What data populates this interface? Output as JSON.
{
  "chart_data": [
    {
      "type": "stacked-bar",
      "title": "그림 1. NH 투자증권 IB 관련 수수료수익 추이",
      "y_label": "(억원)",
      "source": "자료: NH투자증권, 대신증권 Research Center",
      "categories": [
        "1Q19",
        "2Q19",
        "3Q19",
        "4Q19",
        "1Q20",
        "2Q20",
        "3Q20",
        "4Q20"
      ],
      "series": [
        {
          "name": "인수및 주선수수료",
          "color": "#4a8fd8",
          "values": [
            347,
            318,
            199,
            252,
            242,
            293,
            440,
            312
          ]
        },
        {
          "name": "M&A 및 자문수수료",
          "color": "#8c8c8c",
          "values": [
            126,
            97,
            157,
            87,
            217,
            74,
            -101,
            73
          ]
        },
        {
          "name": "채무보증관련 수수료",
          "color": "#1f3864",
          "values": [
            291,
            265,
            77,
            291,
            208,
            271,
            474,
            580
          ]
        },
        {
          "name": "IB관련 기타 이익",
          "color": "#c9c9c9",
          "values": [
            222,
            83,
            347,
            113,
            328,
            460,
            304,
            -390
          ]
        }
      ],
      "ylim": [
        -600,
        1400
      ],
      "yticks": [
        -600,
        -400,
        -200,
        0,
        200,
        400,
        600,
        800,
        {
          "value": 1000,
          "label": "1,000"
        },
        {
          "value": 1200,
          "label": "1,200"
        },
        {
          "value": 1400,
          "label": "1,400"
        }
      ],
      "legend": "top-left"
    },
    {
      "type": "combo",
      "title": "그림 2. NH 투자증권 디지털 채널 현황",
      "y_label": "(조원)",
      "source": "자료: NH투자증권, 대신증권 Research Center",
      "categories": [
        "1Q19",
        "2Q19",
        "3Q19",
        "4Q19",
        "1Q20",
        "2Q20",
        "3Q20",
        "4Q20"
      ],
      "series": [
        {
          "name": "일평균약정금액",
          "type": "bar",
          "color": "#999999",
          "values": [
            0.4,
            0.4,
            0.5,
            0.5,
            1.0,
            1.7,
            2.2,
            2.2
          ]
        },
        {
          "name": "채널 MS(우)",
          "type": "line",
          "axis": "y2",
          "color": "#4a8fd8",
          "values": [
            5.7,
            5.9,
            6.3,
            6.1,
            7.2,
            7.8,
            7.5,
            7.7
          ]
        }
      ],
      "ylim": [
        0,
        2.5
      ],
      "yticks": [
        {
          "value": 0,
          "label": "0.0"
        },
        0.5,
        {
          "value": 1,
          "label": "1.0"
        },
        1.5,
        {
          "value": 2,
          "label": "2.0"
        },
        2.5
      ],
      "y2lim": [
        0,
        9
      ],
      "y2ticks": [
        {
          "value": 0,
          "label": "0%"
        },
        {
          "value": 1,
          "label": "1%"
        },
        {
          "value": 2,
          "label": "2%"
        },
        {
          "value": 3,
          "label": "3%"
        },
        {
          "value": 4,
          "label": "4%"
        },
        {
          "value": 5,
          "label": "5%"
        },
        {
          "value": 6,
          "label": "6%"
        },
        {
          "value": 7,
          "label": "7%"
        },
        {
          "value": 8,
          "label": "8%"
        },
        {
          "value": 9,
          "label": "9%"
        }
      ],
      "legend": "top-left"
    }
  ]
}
+++++
§ **WHAT YOU NEED TO DO**: Give every line of the material that includes the string "title".

§ **THE ANSWER**:
      "title": "그림 1. NH 투자증권 IB 관련 수수료수익 추이",
      "title": "그림 2. NH 투자증권 디지털 채널 현황",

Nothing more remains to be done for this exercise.